▶ TASK DETAILS: Of the lines in the records that follow, how many include the word "Estados"? Answer with a bare number.
##### SUPPLIED RECORDS
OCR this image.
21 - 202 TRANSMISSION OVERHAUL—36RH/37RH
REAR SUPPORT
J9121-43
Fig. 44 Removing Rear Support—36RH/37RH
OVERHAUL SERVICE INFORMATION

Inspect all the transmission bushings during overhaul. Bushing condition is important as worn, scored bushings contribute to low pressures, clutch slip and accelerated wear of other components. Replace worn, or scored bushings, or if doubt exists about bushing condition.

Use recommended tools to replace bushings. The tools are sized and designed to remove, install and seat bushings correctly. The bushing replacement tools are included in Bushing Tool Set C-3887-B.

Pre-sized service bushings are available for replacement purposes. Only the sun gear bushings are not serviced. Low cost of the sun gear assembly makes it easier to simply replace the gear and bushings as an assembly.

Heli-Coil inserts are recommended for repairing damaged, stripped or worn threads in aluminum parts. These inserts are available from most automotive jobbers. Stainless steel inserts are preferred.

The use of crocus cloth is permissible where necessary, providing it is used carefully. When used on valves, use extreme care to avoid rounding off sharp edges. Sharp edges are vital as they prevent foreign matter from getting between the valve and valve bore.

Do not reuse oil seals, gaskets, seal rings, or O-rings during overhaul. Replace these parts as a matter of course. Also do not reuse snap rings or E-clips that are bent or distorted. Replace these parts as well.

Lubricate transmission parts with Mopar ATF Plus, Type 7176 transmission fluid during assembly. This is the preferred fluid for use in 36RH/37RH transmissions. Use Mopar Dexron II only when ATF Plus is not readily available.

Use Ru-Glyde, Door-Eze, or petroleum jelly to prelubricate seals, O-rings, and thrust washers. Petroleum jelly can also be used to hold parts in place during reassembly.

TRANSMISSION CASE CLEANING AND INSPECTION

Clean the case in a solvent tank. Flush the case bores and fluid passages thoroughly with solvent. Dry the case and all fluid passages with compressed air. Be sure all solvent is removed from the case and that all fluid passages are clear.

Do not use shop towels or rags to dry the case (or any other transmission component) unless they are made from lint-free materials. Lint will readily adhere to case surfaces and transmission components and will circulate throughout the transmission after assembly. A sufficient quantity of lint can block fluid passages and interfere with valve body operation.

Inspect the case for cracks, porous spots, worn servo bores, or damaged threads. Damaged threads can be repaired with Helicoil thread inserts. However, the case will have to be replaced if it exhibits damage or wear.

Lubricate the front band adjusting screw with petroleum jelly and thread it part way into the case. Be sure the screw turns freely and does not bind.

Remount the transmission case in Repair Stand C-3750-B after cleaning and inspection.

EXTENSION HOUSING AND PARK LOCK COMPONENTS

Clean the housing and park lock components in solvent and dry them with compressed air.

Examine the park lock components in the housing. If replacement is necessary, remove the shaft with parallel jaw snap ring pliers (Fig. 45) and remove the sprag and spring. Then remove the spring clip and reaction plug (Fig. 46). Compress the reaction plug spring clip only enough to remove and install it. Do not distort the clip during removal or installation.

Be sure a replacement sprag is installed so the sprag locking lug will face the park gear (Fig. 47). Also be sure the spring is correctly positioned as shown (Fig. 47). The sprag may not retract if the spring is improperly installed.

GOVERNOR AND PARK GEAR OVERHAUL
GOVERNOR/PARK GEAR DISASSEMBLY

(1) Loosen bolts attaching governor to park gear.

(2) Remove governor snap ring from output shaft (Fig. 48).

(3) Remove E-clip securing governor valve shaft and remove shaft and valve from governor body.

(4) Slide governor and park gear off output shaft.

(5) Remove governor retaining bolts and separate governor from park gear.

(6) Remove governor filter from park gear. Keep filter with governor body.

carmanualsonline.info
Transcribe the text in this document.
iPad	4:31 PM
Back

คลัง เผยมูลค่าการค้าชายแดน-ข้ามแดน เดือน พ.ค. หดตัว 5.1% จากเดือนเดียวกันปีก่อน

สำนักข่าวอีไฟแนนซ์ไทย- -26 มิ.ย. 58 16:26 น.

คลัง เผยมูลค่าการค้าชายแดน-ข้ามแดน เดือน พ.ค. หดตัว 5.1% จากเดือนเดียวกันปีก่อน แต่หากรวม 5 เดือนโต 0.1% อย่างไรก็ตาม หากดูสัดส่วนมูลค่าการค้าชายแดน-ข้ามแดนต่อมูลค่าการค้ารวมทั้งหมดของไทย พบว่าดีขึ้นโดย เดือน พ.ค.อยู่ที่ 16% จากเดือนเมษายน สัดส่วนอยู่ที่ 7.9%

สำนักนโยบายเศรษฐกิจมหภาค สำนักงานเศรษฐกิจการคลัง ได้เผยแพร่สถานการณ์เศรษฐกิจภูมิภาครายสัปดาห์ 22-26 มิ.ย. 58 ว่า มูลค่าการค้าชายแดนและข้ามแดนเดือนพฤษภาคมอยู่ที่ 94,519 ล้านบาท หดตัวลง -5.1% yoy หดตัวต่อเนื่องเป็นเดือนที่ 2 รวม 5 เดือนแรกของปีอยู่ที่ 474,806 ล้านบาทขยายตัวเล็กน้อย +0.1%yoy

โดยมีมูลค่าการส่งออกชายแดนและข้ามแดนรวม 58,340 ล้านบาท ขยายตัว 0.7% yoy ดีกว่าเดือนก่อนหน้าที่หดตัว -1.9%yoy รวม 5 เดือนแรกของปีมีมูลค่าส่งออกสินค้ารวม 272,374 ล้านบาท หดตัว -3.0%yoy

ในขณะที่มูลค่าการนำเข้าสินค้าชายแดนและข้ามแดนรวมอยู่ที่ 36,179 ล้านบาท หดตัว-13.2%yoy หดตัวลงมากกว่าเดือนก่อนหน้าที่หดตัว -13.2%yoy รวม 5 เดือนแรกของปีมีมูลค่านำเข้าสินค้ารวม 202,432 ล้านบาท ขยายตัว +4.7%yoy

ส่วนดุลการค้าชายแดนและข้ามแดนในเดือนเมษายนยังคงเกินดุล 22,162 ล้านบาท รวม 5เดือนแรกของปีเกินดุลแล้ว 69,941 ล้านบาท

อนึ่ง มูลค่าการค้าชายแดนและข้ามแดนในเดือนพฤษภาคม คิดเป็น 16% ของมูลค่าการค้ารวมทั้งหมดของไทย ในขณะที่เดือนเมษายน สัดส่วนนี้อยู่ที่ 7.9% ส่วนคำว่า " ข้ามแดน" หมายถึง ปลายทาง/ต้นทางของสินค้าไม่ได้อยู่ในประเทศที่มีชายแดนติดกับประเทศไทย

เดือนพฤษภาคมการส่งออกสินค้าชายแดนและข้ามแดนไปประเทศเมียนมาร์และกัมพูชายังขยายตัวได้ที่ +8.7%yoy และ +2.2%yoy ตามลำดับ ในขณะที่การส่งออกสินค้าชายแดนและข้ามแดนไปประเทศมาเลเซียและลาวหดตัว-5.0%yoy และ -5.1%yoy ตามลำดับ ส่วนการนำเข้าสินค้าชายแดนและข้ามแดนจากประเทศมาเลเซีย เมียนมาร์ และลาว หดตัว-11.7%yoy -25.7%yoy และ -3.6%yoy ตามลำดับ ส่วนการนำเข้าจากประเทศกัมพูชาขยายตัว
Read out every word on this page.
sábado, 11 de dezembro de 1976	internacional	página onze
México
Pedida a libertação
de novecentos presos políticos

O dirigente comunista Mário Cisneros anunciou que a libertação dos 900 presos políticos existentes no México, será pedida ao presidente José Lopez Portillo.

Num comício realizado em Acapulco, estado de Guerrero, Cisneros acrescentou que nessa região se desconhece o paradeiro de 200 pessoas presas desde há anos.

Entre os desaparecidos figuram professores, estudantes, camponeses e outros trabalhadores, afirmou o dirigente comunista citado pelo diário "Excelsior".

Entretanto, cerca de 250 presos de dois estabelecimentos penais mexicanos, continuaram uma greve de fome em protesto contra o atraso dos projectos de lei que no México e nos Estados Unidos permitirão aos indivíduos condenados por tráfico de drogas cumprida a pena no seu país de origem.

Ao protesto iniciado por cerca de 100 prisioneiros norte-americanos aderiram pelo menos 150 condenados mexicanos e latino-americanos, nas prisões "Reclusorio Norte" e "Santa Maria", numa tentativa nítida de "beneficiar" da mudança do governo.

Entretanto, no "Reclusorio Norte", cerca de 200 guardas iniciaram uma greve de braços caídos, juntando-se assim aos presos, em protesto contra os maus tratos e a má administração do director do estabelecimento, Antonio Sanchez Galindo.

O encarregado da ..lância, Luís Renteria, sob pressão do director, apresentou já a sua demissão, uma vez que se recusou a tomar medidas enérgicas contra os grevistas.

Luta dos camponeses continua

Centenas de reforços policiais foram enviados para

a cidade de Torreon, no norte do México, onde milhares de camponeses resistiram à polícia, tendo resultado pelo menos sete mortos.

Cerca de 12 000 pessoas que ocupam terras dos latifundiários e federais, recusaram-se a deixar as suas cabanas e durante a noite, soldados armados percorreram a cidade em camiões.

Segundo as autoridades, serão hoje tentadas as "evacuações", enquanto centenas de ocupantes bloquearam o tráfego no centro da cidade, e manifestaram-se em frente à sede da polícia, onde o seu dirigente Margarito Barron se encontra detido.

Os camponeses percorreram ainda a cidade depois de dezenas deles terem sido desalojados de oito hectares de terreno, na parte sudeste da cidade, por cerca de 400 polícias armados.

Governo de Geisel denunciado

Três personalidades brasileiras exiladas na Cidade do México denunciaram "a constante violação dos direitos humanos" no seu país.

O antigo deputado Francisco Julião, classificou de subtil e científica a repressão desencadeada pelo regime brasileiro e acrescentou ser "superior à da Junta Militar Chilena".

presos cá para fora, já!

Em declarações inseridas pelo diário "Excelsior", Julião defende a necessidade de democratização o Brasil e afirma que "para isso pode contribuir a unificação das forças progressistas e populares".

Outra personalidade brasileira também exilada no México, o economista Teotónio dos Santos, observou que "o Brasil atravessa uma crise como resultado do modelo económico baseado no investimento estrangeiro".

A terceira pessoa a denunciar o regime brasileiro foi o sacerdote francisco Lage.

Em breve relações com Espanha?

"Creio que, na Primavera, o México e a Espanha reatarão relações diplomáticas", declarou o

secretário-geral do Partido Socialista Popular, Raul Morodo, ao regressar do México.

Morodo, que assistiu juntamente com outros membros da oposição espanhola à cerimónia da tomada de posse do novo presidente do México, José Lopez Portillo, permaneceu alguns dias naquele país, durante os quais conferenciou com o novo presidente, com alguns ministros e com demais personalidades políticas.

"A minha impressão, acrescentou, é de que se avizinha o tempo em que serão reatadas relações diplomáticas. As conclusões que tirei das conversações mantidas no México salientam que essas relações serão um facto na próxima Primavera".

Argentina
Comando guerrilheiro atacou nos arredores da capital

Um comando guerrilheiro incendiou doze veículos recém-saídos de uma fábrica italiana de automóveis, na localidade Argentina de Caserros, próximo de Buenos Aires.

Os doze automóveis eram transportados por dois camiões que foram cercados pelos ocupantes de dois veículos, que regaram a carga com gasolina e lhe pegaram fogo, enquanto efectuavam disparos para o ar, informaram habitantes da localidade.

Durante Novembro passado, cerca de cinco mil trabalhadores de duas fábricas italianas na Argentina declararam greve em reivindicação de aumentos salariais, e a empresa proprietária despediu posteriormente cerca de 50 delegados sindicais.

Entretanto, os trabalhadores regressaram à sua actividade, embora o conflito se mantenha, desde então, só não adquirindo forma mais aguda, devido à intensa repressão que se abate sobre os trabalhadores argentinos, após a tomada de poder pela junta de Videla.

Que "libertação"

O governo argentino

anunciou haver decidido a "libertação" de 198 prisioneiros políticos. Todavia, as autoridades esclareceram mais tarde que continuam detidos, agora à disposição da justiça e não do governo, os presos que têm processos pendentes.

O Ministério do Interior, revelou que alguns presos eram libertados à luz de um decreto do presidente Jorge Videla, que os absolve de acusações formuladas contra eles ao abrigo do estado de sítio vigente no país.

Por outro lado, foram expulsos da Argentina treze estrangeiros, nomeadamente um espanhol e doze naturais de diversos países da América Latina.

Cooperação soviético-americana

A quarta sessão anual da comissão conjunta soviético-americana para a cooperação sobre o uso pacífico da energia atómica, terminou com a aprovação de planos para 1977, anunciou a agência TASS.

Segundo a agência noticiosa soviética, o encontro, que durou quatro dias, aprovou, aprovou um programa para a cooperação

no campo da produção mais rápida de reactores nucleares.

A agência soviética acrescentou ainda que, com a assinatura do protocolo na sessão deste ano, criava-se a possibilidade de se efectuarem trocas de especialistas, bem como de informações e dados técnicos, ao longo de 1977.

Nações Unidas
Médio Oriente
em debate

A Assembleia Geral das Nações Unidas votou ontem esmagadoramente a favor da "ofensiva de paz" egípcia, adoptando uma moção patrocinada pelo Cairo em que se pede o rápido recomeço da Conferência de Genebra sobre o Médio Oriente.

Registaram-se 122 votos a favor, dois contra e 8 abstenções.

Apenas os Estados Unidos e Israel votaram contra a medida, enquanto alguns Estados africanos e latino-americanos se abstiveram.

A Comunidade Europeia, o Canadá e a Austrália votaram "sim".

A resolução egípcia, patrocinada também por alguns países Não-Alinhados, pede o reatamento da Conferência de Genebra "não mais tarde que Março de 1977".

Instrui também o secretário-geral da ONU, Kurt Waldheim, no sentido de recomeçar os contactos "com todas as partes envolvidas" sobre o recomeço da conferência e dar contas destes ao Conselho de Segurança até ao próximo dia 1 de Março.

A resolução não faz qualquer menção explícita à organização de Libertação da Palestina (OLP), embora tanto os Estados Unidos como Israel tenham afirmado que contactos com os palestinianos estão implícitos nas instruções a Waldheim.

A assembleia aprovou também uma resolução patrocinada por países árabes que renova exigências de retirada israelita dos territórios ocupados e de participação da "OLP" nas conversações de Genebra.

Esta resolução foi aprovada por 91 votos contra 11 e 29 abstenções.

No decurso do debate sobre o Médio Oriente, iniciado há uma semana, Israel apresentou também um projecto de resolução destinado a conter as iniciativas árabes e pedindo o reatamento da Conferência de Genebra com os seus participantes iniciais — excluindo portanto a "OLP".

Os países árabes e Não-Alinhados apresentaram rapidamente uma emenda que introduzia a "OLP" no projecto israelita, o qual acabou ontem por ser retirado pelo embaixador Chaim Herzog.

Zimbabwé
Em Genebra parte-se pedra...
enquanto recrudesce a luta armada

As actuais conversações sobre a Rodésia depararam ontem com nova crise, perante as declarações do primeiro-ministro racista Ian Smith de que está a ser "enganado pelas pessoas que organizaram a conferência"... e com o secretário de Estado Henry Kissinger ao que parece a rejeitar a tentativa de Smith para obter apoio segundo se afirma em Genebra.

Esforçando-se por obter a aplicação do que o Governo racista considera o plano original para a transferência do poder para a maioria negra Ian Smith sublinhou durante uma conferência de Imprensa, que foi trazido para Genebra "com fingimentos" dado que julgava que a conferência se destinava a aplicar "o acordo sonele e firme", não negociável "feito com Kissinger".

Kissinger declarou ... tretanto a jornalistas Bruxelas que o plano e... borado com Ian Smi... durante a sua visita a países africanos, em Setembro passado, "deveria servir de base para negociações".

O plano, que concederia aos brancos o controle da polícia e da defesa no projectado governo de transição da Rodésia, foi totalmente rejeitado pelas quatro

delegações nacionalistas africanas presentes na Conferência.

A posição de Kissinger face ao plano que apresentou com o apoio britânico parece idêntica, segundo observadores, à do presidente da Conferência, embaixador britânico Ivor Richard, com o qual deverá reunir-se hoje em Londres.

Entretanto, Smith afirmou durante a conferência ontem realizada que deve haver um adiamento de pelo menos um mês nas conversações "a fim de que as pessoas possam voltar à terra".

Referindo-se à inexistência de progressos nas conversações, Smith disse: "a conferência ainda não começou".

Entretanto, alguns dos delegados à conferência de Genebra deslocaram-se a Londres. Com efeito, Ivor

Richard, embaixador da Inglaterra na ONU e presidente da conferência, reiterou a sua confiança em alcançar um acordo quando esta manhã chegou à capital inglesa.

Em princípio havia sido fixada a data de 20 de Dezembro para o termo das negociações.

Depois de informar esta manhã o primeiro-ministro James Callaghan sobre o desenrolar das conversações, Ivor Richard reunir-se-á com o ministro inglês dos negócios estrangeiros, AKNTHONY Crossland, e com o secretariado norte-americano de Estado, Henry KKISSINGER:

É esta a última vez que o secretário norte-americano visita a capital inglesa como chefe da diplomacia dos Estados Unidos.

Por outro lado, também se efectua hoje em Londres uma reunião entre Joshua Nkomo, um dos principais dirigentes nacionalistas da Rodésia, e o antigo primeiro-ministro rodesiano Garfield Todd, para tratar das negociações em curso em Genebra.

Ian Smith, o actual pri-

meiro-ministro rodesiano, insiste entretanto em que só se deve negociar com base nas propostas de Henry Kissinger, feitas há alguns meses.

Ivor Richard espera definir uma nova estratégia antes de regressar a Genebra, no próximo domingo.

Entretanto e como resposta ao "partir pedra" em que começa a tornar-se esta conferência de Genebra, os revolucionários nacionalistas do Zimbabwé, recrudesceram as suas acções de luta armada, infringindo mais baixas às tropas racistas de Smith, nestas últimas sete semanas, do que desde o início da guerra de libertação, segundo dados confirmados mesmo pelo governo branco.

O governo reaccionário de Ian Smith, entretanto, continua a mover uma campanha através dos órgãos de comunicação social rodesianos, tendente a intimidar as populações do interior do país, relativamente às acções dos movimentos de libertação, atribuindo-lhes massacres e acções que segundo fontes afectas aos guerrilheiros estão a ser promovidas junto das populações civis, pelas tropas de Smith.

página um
##########
▶ SOLVED EXERCISE: 4